Given request :: List each line holding the string "Stundenplan".
-- -- --
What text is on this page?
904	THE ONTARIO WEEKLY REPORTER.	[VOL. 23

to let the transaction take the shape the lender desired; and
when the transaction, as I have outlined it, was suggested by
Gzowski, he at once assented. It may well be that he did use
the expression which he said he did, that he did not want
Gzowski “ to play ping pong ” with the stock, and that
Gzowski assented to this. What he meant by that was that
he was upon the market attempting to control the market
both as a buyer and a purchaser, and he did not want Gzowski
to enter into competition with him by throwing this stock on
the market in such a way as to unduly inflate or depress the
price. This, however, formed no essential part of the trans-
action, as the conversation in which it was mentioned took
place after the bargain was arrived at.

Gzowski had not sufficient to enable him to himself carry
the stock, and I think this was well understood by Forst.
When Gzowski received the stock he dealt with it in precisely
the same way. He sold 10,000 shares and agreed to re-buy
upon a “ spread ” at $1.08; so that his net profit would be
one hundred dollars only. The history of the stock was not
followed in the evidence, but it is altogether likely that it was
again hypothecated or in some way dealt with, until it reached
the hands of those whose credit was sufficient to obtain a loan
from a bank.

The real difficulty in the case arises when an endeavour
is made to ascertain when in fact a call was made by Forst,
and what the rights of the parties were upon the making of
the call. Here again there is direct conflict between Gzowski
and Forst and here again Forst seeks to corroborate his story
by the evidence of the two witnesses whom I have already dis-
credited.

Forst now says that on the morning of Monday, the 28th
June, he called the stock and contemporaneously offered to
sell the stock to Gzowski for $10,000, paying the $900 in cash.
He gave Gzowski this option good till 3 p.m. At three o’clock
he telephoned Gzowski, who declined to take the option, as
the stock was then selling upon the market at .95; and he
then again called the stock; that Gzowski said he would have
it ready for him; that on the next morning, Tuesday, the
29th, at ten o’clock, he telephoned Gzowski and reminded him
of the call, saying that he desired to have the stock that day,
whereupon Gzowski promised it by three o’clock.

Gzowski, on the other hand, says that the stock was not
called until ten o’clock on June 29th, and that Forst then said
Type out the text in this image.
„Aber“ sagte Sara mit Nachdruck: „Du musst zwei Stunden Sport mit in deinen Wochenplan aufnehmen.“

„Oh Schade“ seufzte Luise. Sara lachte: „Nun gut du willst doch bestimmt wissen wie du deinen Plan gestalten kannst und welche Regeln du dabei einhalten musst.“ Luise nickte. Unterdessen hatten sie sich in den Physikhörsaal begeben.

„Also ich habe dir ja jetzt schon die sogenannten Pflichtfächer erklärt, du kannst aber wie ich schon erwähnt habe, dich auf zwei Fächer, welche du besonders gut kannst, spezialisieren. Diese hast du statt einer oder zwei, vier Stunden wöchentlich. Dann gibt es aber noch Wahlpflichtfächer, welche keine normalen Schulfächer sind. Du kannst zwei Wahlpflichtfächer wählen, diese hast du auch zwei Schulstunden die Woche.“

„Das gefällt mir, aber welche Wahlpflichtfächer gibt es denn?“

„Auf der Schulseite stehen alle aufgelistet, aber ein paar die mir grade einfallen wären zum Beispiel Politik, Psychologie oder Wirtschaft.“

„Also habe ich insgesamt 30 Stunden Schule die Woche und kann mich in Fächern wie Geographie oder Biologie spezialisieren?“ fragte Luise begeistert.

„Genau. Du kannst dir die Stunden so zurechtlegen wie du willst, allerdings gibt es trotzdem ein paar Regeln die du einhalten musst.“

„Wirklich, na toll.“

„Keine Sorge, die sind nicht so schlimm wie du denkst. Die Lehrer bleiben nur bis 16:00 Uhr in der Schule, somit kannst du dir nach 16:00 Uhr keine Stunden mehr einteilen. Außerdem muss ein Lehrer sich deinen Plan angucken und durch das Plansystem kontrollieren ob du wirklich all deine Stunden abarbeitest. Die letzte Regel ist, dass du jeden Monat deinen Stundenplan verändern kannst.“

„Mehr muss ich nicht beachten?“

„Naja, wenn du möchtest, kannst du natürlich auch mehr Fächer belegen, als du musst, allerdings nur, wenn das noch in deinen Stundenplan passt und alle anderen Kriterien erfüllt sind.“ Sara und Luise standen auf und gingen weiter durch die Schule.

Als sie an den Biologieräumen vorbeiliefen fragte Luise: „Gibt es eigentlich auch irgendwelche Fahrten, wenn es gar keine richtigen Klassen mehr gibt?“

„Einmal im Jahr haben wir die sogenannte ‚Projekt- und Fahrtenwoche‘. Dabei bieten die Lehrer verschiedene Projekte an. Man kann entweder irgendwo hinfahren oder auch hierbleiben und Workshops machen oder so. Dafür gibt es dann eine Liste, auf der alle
-- -- --
The completed task ::
„Keine Sorge, die sind nicht so schlimm wie du denkst. Die Lehrer bleiben nur bis 16:00 Uhr in der Schule, somit kannst du dir nach 16:00 Uhr keine Stunden mehr einteilen. Außerdem muss ein Lehrer sich deinen Plan angucken und durch das Plansystem kontrollieren ob du wirklich all deine Stunden abarbeitest. Die letzte Regel ist, dass du jeden Monat deinen Stundenplan verändern kannst.“
„Naja, wenn du möchtest, kannst du natürlich auch mehr Fächer belegen, als du musst, allerdings nur, wenn das noch in deinen Stundenplan passt und alle anderen Kriterien erfüllt sind.“ Sara und Luise standen auf und gingen weiter durch die Schule.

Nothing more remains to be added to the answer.